PROBLEM DETAILS:
Take the listing and print it in full, exactly as given.

Records about charts and figures:

* BEGIN *

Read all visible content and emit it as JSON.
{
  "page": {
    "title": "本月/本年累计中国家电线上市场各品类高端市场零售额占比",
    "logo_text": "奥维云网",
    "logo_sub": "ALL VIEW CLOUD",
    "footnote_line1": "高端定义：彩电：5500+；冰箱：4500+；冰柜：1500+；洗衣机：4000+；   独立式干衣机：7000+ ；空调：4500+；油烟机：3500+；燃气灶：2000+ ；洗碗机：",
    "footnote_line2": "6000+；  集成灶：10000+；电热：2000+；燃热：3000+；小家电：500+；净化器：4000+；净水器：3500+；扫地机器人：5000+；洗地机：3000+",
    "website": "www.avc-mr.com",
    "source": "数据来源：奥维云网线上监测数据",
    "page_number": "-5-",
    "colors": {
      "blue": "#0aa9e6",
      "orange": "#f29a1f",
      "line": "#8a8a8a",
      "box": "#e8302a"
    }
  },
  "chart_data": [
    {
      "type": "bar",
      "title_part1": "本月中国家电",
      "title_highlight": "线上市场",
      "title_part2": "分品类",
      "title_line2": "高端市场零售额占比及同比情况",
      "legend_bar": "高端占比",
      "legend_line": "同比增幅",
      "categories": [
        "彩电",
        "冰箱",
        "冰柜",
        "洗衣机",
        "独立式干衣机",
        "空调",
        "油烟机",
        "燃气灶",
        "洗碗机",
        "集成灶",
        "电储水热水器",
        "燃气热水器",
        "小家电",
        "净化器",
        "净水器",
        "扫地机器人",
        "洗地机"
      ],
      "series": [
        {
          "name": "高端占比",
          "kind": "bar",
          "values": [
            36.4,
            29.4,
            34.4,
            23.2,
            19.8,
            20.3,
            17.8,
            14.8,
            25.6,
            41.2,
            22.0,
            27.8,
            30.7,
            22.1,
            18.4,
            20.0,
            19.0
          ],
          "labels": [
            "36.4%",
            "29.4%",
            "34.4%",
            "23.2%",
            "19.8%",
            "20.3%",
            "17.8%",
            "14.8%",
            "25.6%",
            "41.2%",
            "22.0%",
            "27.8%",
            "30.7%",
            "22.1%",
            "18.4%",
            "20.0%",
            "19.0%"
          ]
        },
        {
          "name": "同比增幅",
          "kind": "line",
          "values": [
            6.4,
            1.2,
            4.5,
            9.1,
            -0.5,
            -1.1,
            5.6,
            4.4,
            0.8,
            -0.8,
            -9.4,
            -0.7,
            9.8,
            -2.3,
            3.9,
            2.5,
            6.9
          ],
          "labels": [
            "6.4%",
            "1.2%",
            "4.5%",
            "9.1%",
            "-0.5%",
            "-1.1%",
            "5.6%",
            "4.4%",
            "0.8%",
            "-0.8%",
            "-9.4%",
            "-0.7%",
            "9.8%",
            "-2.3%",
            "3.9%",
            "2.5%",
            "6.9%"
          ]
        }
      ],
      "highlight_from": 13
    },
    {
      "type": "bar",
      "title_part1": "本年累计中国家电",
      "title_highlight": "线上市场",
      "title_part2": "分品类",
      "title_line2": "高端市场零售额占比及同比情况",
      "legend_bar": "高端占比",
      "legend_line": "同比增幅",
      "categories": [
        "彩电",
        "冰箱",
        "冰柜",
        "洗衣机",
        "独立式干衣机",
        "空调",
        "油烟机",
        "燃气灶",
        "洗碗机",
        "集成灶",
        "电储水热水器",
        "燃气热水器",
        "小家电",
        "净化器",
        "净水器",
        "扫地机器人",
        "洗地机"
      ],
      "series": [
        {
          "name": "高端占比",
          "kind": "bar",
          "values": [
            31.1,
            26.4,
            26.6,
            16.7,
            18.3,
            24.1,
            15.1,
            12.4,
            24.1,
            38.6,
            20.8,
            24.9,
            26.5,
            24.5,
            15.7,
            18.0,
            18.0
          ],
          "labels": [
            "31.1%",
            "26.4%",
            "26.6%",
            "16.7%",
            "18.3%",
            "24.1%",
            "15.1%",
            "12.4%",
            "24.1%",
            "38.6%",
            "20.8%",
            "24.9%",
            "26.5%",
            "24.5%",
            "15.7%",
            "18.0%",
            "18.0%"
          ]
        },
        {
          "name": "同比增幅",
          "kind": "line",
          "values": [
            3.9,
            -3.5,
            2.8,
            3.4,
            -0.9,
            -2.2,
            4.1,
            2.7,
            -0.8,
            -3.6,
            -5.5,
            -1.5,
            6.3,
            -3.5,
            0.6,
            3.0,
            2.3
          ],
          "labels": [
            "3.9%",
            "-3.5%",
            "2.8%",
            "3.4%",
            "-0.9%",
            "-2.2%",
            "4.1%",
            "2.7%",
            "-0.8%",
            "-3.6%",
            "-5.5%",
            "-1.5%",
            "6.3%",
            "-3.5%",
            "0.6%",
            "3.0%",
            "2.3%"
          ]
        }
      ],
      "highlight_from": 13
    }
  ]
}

* END *

EXERCISE RESULT:
Read all visible content and emit it as JSON.
{
  "page": {
    "title": "本月/本年累计中国家电线上市场各品类高端市场零售额占比",
    "logo_text": "奥维云网",
    "logo_sub": "ALL VIEW CLOUD",
    "footnote_line1": "高端定义：彩电：5500+；冰箱：4500+；冰柜：1500+；洗衣机：4000+；   独立式干衣机：7000+ ；空调：4500+；油烟机：3500+；燃气灶：2000+ ；洗碗机：",
    "footnote_line2": "6000+；  集成灶：10000+；电热：2000+；燃热：3000+；小家电：500+；净化器：4000+；净水器：3500+；扫地机器人：5000+；洗地机：3000+",
    "website": "www.avc-mr.com",
    "source": "数据来源：奥维云网线上监测数据",
    "page_number": "-5-",
    "colors": {
      "blue": "#0aa9e6",
      "orange": "#f29a1f",
      "line": "#8a8a8a",
      "box": "#e8302a"
    }
  },
  "chart_data": [
    {
      "type": "bar",
      "title_part1": "本月中国家电",
      "title_highlight": "线上市场",
      "title_part2": "分品类",
      "title_line2": "高端市场零售额占比及同比情况",
      "legend_bar": "高端占比",
      "legend_line": "同比增幅",
      "categories": [
        "彩电",
        "冰箱",
        "冰柜",
        "洗衣机",
        "独立式干衣机",
        "空调",
        "油烟机",
        "燃气灶",
        "洗碗机",
        "集成灶",
        "电储水热水器",
        "燃气热水器",
        "小家电",
        "净化器",
        "净水器",
        "扫地机器人",
        "洗地机"
      ],
      "series": [
        {
          "name": "高端占比",
          "kind": "bar",
          "values": [
            36.4,
            29.4,
            34.4,
            23.2,
            19.8,
            20.3,
            17.8,
            14.8,
            25.6,
            41.2,
            22.0,
            27.8,
            30.7,
            22.1,
            18.4,
            20.0,
            19.0
          ],
          "labels": [
            "36.4%",
            "29.4%",
            "34.4%",
            "23.2%",
            "19.8%",
            "20.3%",
            "17.8%",
            "14.8%",
            "25.6%",
            "41.2%",
            "22.0%",
            "27.8%",
            "30.7%",
            "22.1%",
            "18.4%",
            "20.0%",
            "19.0%"
          ]
        },
        {
          "name": "同比增幅",
          "kind": "line",
          "values": [
            6.4,
            1.2,
            4.5,
            9.1,
            -0.5,
            -1.1,
            5.6,
            4.4,
            0.8,
            -0.8,
            -9.4,
            -0.7,
            9.8,
            -2.3,
            3.9,
            2.5,
            6.9
          ],
          "labels": [
            "6.4%",
            "1.2%",
            "4.5%",
            "9.1%",
            "-0.5%",
            "-1.1%",
            "5.6%",
            "4.4%",
            "0.8%",
            "-0.8%",
            "-9.4%",
            "-0.7%",
            "9.8%",
            "-2.3%",
            "3.9%",
            "2.5%",
            "6.9%"
          ]
        }
      ],
      "highlight_from": 13
    },
    {
      "type": "bar",
      "title_part1": "本年累计中国家电",
      "title_highlight": "线上市场",
      "title_part2": "分品类",
      "title_line2": "高端市场零售额占比及同比情况",
      "legend_bar": "高端占比",
      "legend_line": "同比增幅",
      "categories": [
        "彩电",
        "冰箱",
        "冰柜",
        "洗衣机",
        "独立式干衣机",
        "空调",
        "油烟机",
        "燃气灶",
        "洗碗机",
        "集成灶",
        "电储水热水器",
        "燃气热水器",
        "小家电",
        "净化器",
        "净水器",
        "扫地机器人",
        "洗地机"
      ],
      "series": [
        {
          "name": "高端占比",
          "kind": "bar",
          "values": [
            31.1,
            26.4,
            26.6,
            16.7,
            18.3,
            24.1,
            15.1,
            12.4,
            24.1,
            38.6,
            20.8,
            24.9,
            26.5,
            24.5,
            15.7,
            18.0,
            18.0
          ],
          "labels": [
            "31.1%",
            "26.4%",
            "26.6%",
            "16.7%",
            "18.3%",
            "24.1%",
            "15.1%",
            "12.4%",
            "24.1%",
            "38.6%",
            "20.8%",
            "24.9%",
            "26.5%",
            "24.5%",
            "15.7%",
            "18.0%",
            "18.0%"
          ]
        },
        {
          "name": "同比增幅",
          "kind": "line",
          "values": [
            3.9,
            -3.5,
            2.8,
            3.4,
            -0.9,
            -2.2,
            4.1,
            2.7,
            -0.8,
            -3.6,
            -5.5,
            -1.5,
            6.3,
            -3.5,
            0.6,
            3.0,
            2.3
          ],
          "labels": [
            "3.9%",
            "-3.5%",
            "2.8%",
            "3.4%",
            "-0.9%",
            "-2.2%",
            "4.1%",
            "2.7%",
            "-0.8%",
            "-3.6%",
            "-5.5%",
            "-1.5%",
            "6.3%",
            "-3.5%",
            "0.6%",
            "3.0%",
            "2.3%"
          ]
        }
      ],
      "highlight_from": 13
    }
  ]
}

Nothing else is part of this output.